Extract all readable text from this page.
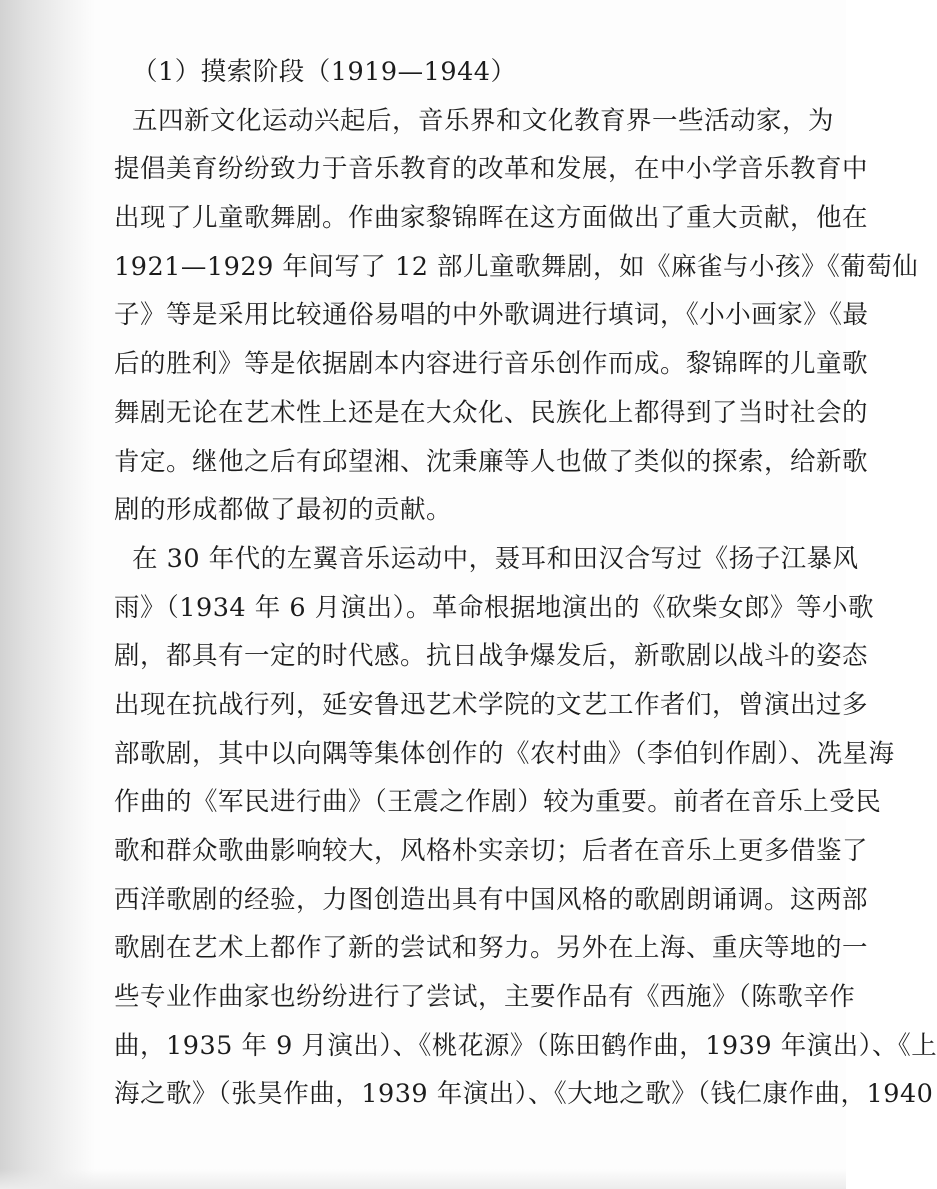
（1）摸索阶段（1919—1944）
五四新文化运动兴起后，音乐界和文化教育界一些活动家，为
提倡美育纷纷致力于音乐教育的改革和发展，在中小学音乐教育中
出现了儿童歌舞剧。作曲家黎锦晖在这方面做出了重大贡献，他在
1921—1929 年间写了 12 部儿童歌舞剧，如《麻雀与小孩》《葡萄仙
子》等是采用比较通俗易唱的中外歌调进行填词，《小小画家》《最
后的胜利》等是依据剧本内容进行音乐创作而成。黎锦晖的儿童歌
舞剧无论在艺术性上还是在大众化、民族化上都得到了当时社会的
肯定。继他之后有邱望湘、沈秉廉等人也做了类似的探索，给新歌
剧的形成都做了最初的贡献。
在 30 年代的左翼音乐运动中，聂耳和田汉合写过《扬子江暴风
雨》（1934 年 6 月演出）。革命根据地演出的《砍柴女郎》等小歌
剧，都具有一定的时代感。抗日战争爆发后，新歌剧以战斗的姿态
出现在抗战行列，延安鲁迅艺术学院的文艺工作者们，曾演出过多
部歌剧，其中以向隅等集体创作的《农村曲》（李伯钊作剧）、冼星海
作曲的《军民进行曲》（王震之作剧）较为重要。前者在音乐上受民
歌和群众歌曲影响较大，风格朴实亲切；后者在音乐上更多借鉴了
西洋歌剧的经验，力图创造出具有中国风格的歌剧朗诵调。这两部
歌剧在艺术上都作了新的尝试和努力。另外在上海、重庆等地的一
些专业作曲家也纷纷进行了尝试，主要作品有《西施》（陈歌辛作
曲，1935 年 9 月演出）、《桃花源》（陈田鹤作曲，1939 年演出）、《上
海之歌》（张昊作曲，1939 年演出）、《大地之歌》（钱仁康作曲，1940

────────

• [Work instructions]:
Quote the records in full and exactly; skip any image.

• [Solution to the problem]:
Extract all readable text from this page.
（1）摸索阶段（1919—1944）
五四新文化运动兴起后，音乐界和文化教育界一些活动家，为
提倡美育纷纷致力于音乐教育的改革和发展，在中小学音乐教育中
出现了儿童歌舞剧。作曲家黎锦晖在这方面做出了重大贡献，他在
1921—1929 年间写了 12 部儿童歌舞剧，如《麻雀与小孩》《葡萄仙
子》等是采用比较通俗易唱的中外歌调进行填词，《小小画家》《最
后的胜利》等是依据剧本内容进行音乐创作而成。黎锦晖的儿童歌
舞剧无论在艺术性上还是在大众化、民族化上都得到了当时社会的
肯定。继他之后有邱望湘、沈秉廉等人也做了类似的探索，给新歌
剧的形成都做了最初的贡献。
在 30 年代的左翼音乐运动中，聂耳和田汉合写过《扬子江暴风
雨》（1934 年 6 月演出）。革命根据地演出的《砍柴女郎》等小歌
剧，都具有一定的时代感。抗日战争爆发后，新歌剧以战斗的姿态
出现在抗战行列，延安鲁迅艺术学院的文艺工作者们，曾演出过多
部歌剧，其中以向隅等集体创作的《农村曲》（李伯钊作剧）、冼星海
作曲的《军民进行曲》（王震之作剧）较为重要。前者在音乐上受民
歌和群众歌曲影响较大，风格朴实亲切；后者在音乐上更多借鉴了
西洋歌剧的经验，力图创造出具有中国风格的歌剧朗诵调。这两部
歌剧在艺术上都作了新的尝试和努力。另外在上海、重庆等地的一
些专业作曲家也纷纷进行了尝试，主要作品有《西施》（陈歌辛作
曲，1935 年 9 月演出）、《桃花源》（陈田鹤作曲，1939 年演出）、《上
海之歌》（张昊作曲，1939 年演出）、《大地之歌》（钱仁康作曲，1940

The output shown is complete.